(Records from a collection)
────────
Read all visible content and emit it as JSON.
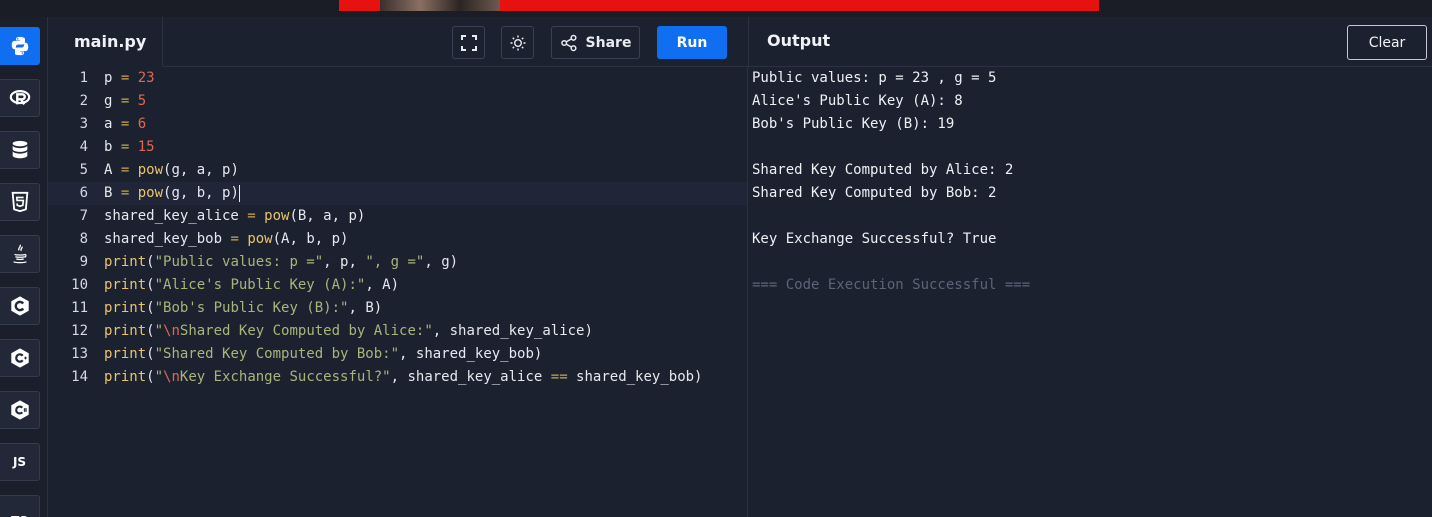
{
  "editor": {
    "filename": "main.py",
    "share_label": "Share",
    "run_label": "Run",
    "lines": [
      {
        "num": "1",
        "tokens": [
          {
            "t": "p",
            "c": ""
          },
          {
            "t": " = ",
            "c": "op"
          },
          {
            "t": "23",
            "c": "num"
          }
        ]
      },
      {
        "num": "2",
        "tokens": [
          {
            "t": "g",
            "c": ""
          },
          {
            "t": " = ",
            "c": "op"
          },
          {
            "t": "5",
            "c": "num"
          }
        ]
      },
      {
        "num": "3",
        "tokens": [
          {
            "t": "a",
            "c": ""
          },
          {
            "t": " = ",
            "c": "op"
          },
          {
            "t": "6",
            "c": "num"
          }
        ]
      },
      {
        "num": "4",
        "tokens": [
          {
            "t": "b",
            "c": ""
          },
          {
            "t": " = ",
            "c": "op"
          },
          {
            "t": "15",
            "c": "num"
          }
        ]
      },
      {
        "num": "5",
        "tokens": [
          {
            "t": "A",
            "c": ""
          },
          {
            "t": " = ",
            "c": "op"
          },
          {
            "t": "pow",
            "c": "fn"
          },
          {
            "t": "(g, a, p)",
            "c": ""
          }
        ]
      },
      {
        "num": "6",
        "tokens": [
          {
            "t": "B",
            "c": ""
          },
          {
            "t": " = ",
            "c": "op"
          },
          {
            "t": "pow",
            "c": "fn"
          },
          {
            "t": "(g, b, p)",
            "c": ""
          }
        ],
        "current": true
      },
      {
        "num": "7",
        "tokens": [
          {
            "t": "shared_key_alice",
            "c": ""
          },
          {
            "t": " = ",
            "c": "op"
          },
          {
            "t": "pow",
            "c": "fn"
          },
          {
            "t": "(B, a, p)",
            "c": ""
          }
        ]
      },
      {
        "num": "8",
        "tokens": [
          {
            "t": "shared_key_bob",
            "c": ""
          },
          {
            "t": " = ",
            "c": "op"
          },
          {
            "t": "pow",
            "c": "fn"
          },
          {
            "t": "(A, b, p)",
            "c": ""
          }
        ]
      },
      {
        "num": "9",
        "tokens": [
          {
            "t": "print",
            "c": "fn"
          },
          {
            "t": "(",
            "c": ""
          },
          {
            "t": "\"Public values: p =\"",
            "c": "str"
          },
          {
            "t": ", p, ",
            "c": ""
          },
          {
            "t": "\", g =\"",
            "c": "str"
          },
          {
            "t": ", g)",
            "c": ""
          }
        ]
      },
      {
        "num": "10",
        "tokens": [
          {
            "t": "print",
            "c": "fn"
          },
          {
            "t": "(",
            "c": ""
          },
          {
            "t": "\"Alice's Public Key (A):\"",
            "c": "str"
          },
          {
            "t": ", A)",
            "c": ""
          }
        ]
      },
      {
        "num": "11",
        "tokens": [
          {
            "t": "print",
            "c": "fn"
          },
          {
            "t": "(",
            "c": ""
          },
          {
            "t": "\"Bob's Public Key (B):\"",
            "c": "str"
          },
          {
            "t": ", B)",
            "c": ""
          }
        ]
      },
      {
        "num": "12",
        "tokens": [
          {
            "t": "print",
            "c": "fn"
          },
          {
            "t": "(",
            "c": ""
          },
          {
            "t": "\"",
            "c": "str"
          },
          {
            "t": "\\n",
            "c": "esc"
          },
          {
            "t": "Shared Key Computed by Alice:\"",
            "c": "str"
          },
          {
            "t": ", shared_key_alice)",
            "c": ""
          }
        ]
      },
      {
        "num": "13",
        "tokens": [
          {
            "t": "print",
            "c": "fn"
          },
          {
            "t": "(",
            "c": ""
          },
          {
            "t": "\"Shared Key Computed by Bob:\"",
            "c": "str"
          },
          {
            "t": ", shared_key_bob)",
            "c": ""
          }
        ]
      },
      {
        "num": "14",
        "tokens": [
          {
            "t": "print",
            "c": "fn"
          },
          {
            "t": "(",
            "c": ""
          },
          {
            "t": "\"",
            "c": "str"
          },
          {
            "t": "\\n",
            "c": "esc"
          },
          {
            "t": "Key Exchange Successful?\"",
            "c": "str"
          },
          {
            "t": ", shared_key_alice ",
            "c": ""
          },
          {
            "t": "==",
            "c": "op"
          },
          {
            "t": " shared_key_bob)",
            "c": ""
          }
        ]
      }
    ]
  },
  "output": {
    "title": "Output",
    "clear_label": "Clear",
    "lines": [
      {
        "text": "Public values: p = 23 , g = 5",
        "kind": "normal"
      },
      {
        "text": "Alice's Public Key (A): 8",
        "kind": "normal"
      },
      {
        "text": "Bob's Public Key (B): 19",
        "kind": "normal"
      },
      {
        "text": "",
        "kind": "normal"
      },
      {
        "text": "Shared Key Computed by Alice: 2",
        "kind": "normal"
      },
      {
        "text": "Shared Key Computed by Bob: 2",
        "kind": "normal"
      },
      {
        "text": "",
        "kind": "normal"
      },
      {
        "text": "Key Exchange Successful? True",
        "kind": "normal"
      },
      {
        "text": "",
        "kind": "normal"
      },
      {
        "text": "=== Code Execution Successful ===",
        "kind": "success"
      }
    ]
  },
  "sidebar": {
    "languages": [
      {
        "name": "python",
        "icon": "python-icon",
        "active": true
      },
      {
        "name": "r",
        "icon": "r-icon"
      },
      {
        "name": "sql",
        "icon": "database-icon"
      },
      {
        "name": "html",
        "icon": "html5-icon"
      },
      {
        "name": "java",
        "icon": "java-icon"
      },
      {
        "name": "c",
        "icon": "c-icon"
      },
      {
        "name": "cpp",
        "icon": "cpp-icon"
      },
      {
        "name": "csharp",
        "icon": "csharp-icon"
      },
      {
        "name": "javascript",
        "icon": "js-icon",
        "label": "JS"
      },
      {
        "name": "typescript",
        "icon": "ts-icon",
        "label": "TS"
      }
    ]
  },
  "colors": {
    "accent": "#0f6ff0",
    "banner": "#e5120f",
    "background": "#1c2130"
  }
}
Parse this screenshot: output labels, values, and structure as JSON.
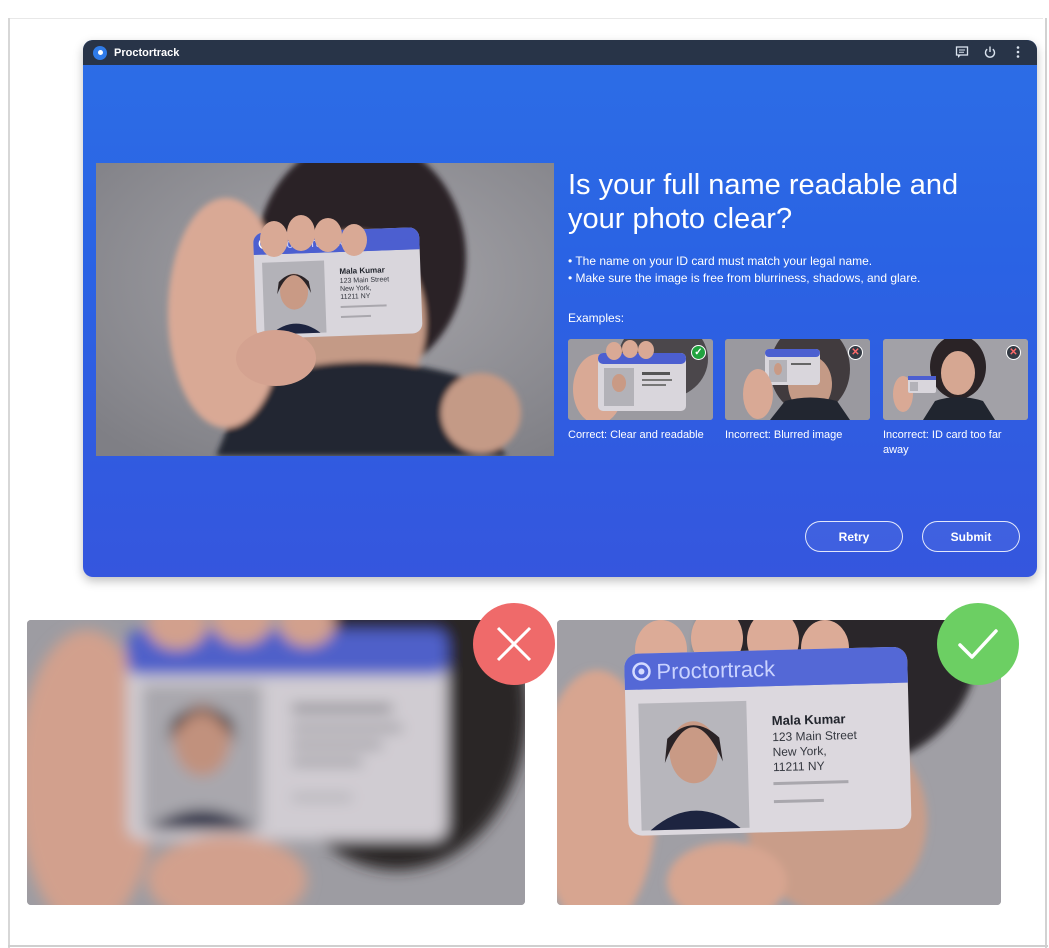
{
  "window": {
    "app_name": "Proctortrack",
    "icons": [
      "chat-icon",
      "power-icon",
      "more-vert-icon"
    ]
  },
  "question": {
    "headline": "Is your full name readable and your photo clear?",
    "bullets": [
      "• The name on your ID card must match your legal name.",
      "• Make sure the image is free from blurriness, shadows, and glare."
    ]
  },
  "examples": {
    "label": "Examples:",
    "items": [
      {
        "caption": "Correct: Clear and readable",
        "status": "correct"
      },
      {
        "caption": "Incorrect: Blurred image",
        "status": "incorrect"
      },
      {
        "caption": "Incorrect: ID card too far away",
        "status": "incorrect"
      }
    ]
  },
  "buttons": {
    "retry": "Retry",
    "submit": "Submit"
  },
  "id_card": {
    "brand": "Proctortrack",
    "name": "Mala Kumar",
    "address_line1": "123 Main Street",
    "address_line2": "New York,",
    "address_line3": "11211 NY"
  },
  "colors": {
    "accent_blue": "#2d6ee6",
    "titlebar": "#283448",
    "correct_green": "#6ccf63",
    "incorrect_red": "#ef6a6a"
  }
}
────────
* [Task directions] Can you retype every record above exactly, leaving out the pictures?

* [Result of the exercise]
Read all visible content and emit it as JSON.
{
  "editor": {
    "filename": "main.py",
    "share_label": "Share",
    "run_label": "Run",
    "lines": [
      {
        "num": "1",
        "tokens": [
          {
            "t": "p",
            "c": ""
          },
          {
            "t": " = ",
            "c": "op"
          },
          {
            "t": "23",
            "c": "num"
          }
        ]
      },
      {
        "num": "2",
        "tokens": [
          {
            "t": "g",
            "c": ""
          },
          {
            "t": " = ",
            "c": "op"
          },
          {
            "t": "5",
            "c": "num"
          }
        ]
      },
      {
        "num": "3",
        "tokens": [
          {
            "t": "a",
            "c": ""
          },
          {
            "t": " = ",
            "c": "op"
          },
          {
            "t": "6",
            "c": "num"
          }
        ]
      },
      {
        "num": "4",
        "tokens": [
          {
            "t": "b",
            "c": ""
          },
          {
            "t": " = ",
            "c": "op"
          },
          {
            "t": "15",
            "c": "num"
          }
        ]
      },
      {
        "num": "5",
        "tokens": [
          {
            "t": "A",
            "c": ""
          },
          {
            "t": " = ",
            "c": "op"
          },
          {
            "t": "pow",
            "c": "fn"
          },
          {
            "t": "(g, a, p)",
            "c": ""
          }
        ]
      },
      {
        "num": "6",
        "tokens": [
          {
            "t": "B",
            "c": ""
          },
          {
            "t": " = ",
            "c": "op"
          },
          {
            "t": "pow",
            "c": "fn"
          },
          {
            "t": "(g, b, p)",
            "c": ""
          }
        ],
        "current": true
      },
      {
        "num": "7",
        "tokens": [
          {
            "t": "shared_key_alice",
            "c": ""
          },
          {
            "t": " = ",
            "c": "op"
          },
          {
            "t": "pow",
            "c": "fn"
          },
          {
            "t": "(B, a, p)",
            "c": ""
          }
        ]
      },
      {
        "num": "8",
        "tokens": [
          {
            "t": "shared_key_bob",
            "c": ""
          },
          {
            "t": " = ",
            "c": "op"
          },
          {
            "t": "pow",
            "c": "fn"
          },
          {
            "t": "(A, b, p)",
            "c": ""
          }
        ]
      },
      {
        "num": "9",
        "tokens": [
          {
            "t": "print",
            "c": "fn"
          },
          {
            "t": "(",
            "c": ""
          },
          {
            "t": "\"Public values: p =\"",
            "c": "str"
          },
          {
            "t": ", p, ",
            "c": ""
          },
          {
            "t": "\", g =\"",
            "c": "str"
          },
          {
            "t": ", g)",
            "c": ""
          }
        ]
      },
      {
        "num": "10",
        "tokens": [
          {
            "t": "print",
            "c": "fn"
          },
          {
            "t": "(",
            "c": ""
          },
          {
            "t": "\"Alice's Public Key (A):\"",
            "c": "str"
          },
          {
            "t": ", A)",
            "c": ""
          }
        ]
      },
      {
        "num": "11",
        "tokens": [
          {
            "t": "print",
            "c": "fn"
          },
          {
            "t": "(",
            "c": ""
          },
          {
            "t": "\"Bob's Public Key (B):\"",
            "c": "str"
          },
          {
            "t": ", B)",
            "c": ""
          }
        ]
      },
      {
        "num": "12",
        "tokens": [
          {
            "t": "print",
            "c": "fn"
          },
          {
            "t": "(",
            "c": ""
          },
          {
            "t": "\"",
            "c": "str"
          },
          {
            "t": "\\n",
            "c": "esc"
          },
          {
            "t": "Shared Key Computed by Alice:\"",
            "c": "str"
          },
          {
            "t": ", shared_key_alice)",
            "c": ""
          }
        ]
      },
      {
        "num": "13",
        "tokens": [
          {
            "t": "print",
            "c": "fn"
          },
          {
            "t": "(",
            "c": ""
          },
          {
            "t": "\"Shared Key Computed by Bob:\"",
            "c": "str"
          },
          {
            "t": ", shared_key_bob)",
            "c": ""
          }
        ]
      },
      {
        "num": "14",
        "tokens": [
          {
            "t": "print",
            "c": "fn"
          },
          {
            "t": "(",
            "c": ""
          },
          {
            "t": "\"",
            "c": "str"
          },
          {
            "t": "\\n",
            "c": "esc"
          },
          {
            "t": "Key Exchange Successful?\"",
            "c": "str"
          },
          {
            "t": ", shared_key_alice ",
            "c": ""
          },
          {
            "t": "==",
            "c": "op"
          },
          {
            "t": " shared_key_bob)",
            "c": ""
          }
        ]
      }
    ]
  },
  "output": {
    "title": "Output",
    "clear_label": "Clear",
    "lines": [
      {
        "text": "Public values: p = 23 , g = 5",
        "kind": "normal"
      },
      {
        "text": "Alice's Public Key (A): 8",
        "kind": "normal"
      },
      {
        "text": "Bob's Public Key (B): 19",
        "kind": "normal"
      },
      {
        "text": "",
        "kind": "normal"
      },
      {
        "text": "Shared Key Computed by Alice: 2",
        "kind": "normal"
      },
      {
        "text": "Shared Key Computed by Bob: 2",
        "kind": "normal"
      },
      {
        "text": "",
        "kind": "normal"
      },
      {
        "text": "Key Exchange Successful? True",
        "kind": "normal"
      },
      {
        "text": "",
        "kind": "normal"
      },
      {
        "text": "=== Code Execution Successful ===",
        "kind": "success"
      }
    ]
  },
  "sidebar": {
    "languages": [
      {
        "name": "python",
        "icon": "python-icon",
        "active": true
      },
      {
        "name": "r",
        "icon": "r-icon"
      },
      {
        "name": "sql",
        "icon": "database-icon"
      },
      {
        "name": "html",
        "icon": "html5-icon"
      },
      {
        "name": "java",
        "icon": "java-icon"
      },
      {
        "name": "c",
        "icon": "c-icon"
      },
      {
        "name": "cpp",
        "icon": "cpp-icon"
      },
      {
        "name": "csharp",
        "icon": "csharp-icon"
      },
      {
        "name": "javascript",
        "icon": "js-icon",
        "label": "JS"
      },
      {
        "name": "typescript",
        "icon": "ts-icon",
        "label": "TS"
      }
    ]
  },
  "colors": {
    "accent": "#0f6ff0",
    "banner": "#e5120f",
    "background": "#1c2130"
  }
}
Parse this screenshot: output labels, values, and structure as JSON.
{
  "window": {
    "app_name": "Proctortrack",
    "icons": [
      "chat-icon",
      "power-icon",
      "more-vert-icon"
    ]
  },
  "question": {
    "headline": "Is your full name readable and your photo clear?",
    "bullets": [
      "• The name on your ID card must match your legal name.",
      "• Make sure the image is free from blurriness, shadows, and glare."
    ]
  },
  "examples": {
    "label": "Examples:",
    "items": [
      {
        "caption": "Correct: Clear and readable",
        "status": "correct"
      },
      {
        "caption": "Incorrect: Blurred image",
        "status": "incorrect"
      },
      {
        "caption": "Incorrect: ID card too far away",
        "status": "incorrect"
      }
    ]
  },
  "buttons": {
    "retry": "Retry",
    "submit": "Submit"
  },
  "id_card": {
    "brand": "Proctortrack",
    "name": "Mala Kumar",
    "address_line1": "123 Main Street",
    "address_line2": "New York,",
    "address_line3": "11211 NY"
  },
  "colors": {
    "accent_blue": "#2d6ee6",
    "titlebar": "#283448",
    "correct_green": "#6ccf63",
    "incorrect_red": "#ef6a6a"
  }
}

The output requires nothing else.